- AIM OF THE EXERCISE -
Locate and copy each line in the data that contains the word "противодействию".

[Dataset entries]
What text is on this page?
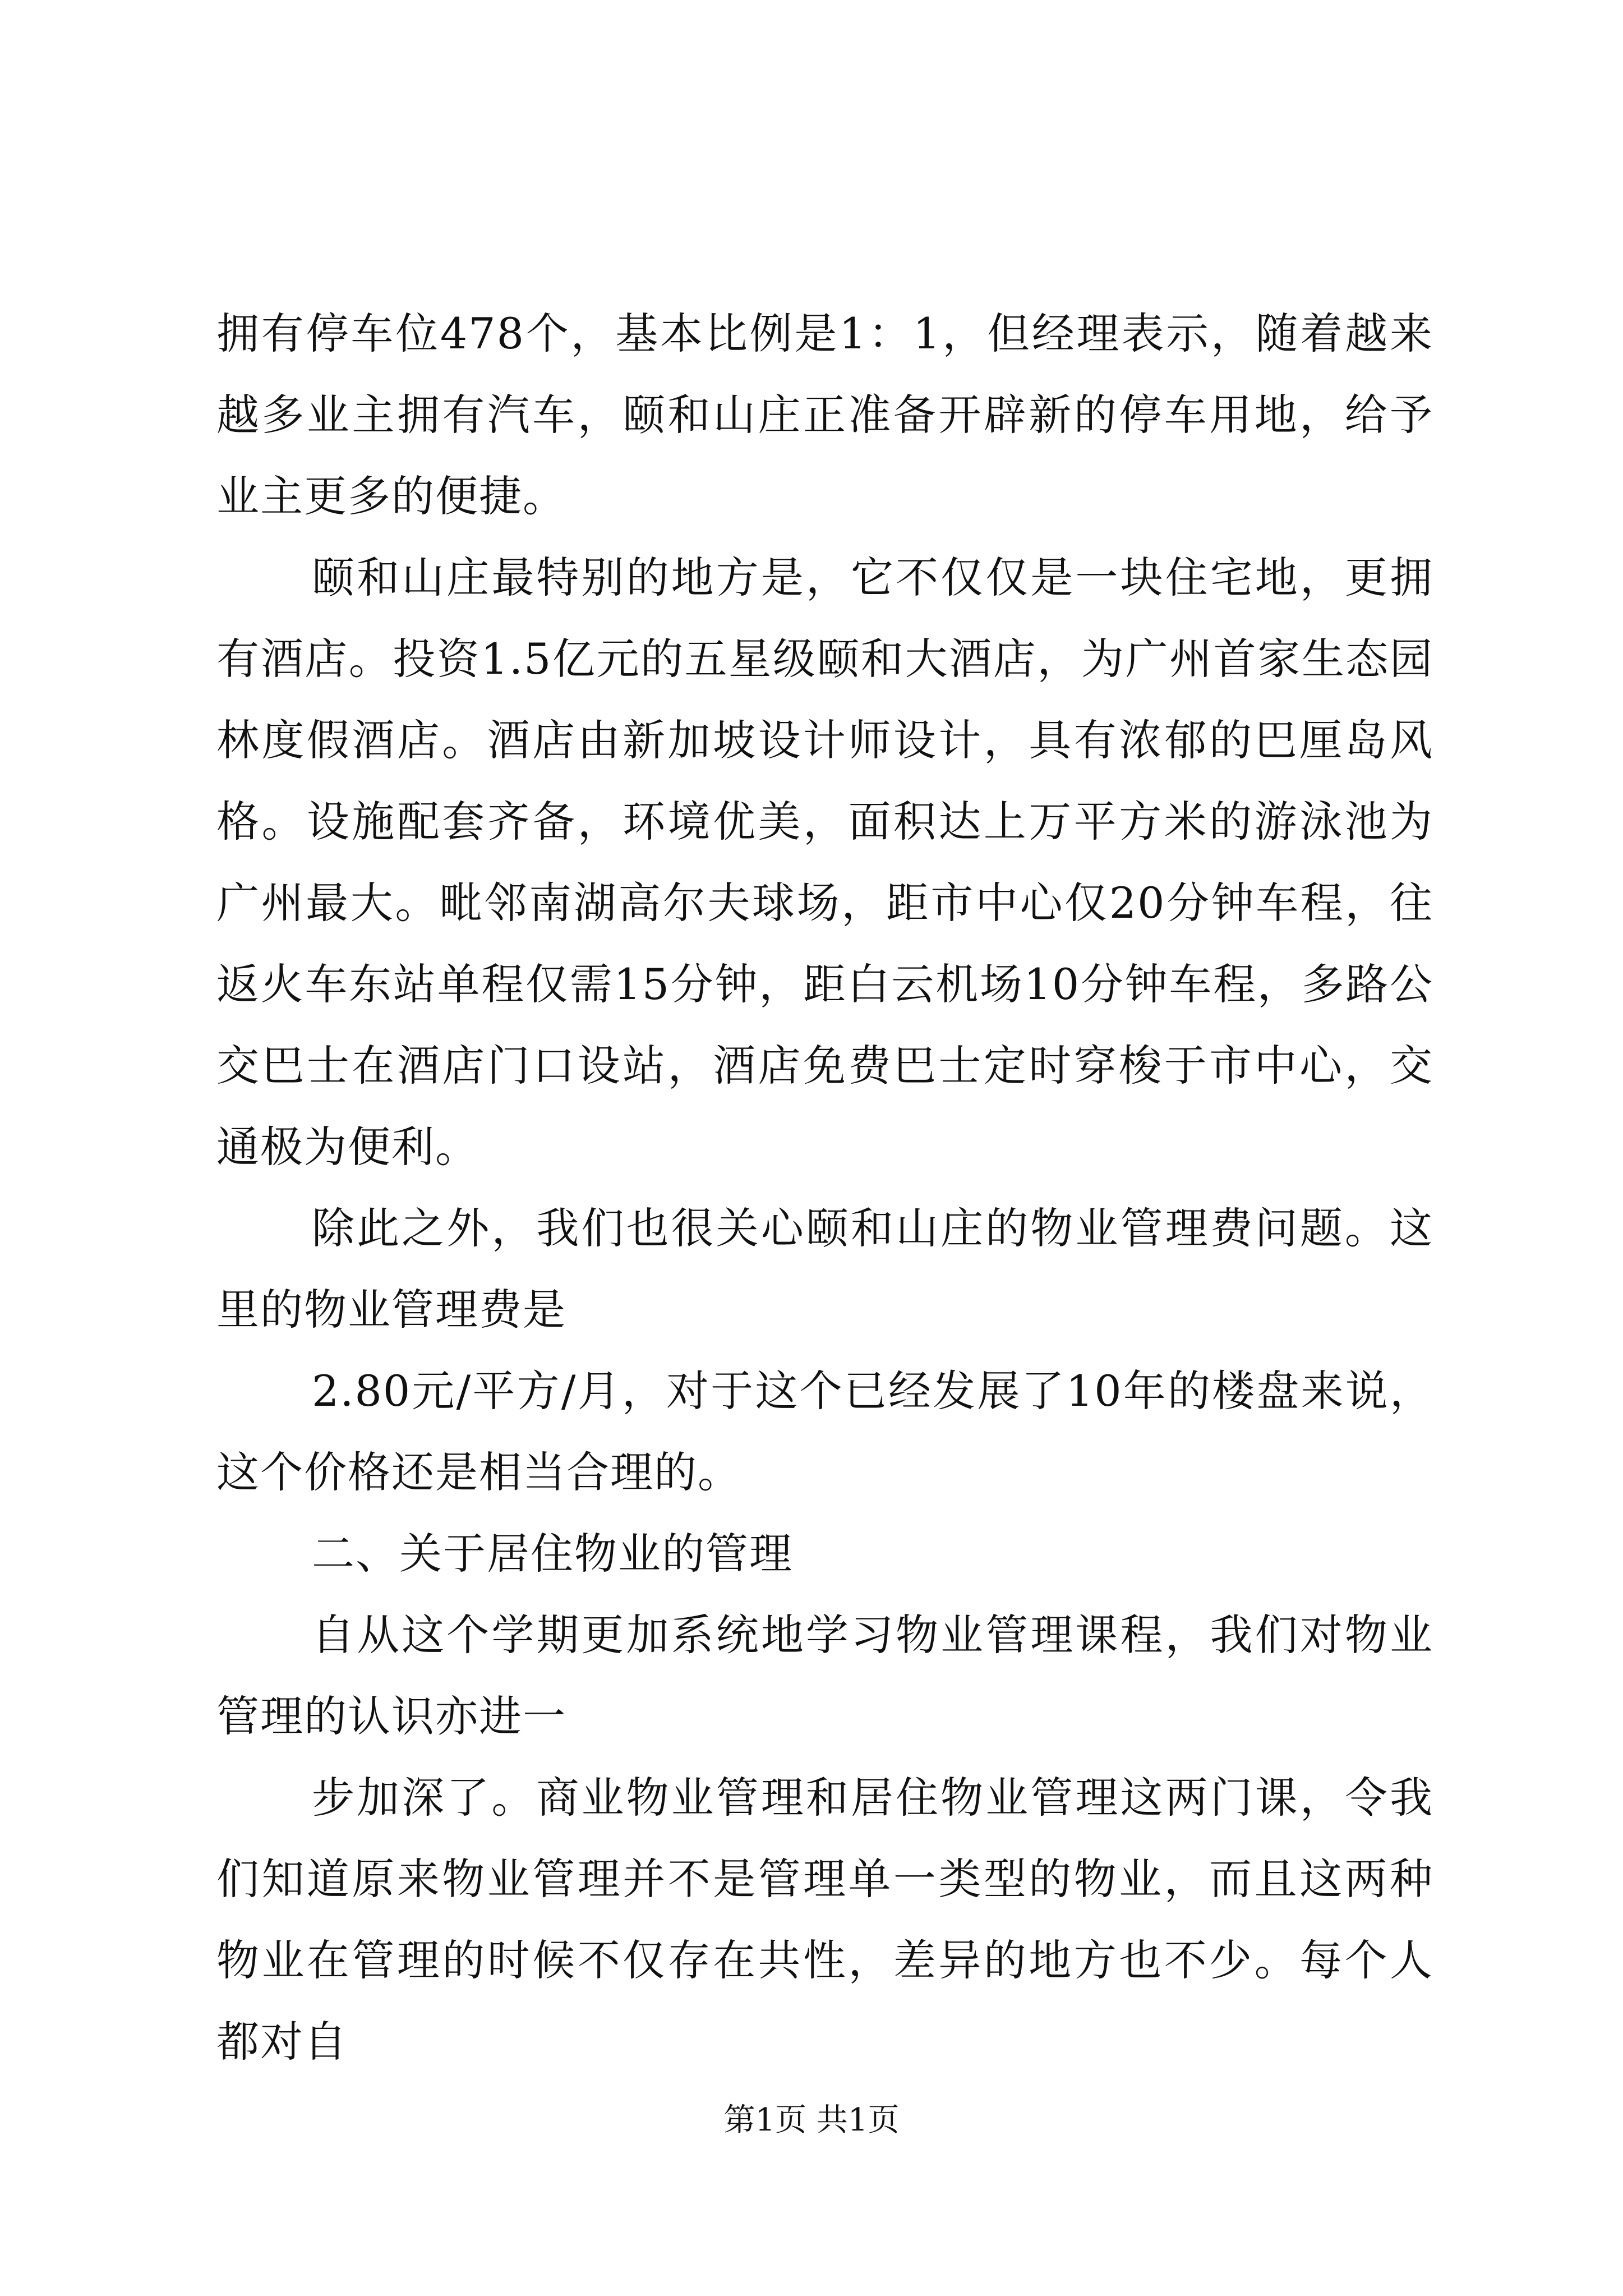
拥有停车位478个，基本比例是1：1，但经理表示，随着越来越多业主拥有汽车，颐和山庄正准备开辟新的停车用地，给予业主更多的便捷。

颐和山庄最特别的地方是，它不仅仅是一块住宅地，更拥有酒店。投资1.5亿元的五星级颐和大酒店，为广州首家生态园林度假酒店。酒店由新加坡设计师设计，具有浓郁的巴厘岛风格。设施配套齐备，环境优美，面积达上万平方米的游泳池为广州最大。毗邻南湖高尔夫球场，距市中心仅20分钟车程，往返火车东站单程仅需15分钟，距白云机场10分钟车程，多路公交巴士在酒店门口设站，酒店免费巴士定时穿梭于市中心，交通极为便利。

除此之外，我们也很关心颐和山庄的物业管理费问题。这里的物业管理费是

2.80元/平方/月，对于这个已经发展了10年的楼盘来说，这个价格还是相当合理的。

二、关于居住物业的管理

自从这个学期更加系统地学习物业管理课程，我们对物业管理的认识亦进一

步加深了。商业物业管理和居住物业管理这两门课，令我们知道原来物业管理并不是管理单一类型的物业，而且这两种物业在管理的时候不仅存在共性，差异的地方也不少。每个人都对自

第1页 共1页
...
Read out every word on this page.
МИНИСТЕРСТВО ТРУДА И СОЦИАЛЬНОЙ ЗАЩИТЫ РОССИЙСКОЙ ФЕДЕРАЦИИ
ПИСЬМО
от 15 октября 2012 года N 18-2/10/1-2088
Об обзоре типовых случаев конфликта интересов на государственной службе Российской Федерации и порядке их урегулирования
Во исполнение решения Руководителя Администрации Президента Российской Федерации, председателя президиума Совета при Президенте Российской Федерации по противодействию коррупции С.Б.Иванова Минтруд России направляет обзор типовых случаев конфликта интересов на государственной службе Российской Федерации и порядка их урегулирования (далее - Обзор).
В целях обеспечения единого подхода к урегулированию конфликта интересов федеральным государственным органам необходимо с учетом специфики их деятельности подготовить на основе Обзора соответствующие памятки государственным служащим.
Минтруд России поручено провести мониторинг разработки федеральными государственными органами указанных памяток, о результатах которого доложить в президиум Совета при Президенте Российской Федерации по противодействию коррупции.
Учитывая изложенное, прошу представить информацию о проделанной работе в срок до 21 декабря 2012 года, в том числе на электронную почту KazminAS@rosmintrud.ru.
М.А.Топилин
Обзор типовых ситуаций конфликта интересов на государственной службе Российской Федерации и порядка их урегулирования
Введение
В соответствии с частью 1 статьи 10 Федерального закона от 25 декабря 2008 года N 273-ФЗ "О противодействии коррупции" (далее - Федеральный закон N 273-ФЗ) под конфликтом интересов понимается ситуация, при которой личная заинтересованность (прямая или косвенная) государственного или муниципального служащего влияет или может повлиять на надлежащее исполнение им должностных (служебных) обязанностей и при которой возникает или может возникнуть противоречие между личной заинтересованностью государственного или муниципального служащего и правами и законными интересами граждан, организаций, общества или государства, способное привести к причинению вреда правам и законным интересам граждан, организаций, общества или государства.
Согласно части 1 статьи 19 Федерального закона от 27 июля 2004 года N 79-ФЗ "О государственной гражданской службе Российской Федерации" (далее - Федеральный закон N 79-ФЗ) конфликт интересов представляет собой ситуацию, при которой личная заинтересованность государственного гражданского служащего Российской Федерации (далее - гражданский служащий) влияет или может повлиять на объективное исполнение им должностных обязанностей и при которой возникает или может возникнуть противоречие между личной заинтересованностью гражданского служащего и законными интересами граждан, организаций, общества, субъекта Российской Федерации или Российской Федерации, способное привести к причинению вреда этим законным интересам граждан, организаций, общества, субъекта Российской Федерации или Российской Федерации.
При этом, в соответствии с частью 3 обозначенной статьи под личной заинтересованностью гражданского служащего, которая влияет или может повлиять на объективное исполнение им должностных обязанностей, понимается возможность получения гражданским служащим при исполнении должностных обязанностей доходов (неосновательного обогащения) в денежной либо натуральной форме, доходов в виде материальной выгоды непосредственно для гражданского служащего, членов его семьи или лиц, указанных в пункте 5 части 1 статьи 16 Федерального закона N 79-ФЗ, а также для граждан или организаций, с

- RESULT -
Во исполнение решения Руководителя Администрации Президента Российской Федерации, председателя президиума Совета при Президенте Российской Федерации по противодействию коррупции С.Б.Иванова Минтруд России направляет обзор типовых случаев конфликта интересов на государственной службе Российской Федерации и порядка их урегулирования (далее - Обзор).
Минтруд России поручено провести мониторинг разработки федеральными государственными органами указанных памяток, о результатах которого доложить в президиум Совета при Президенте Российской Федерации по противодействию коррупции.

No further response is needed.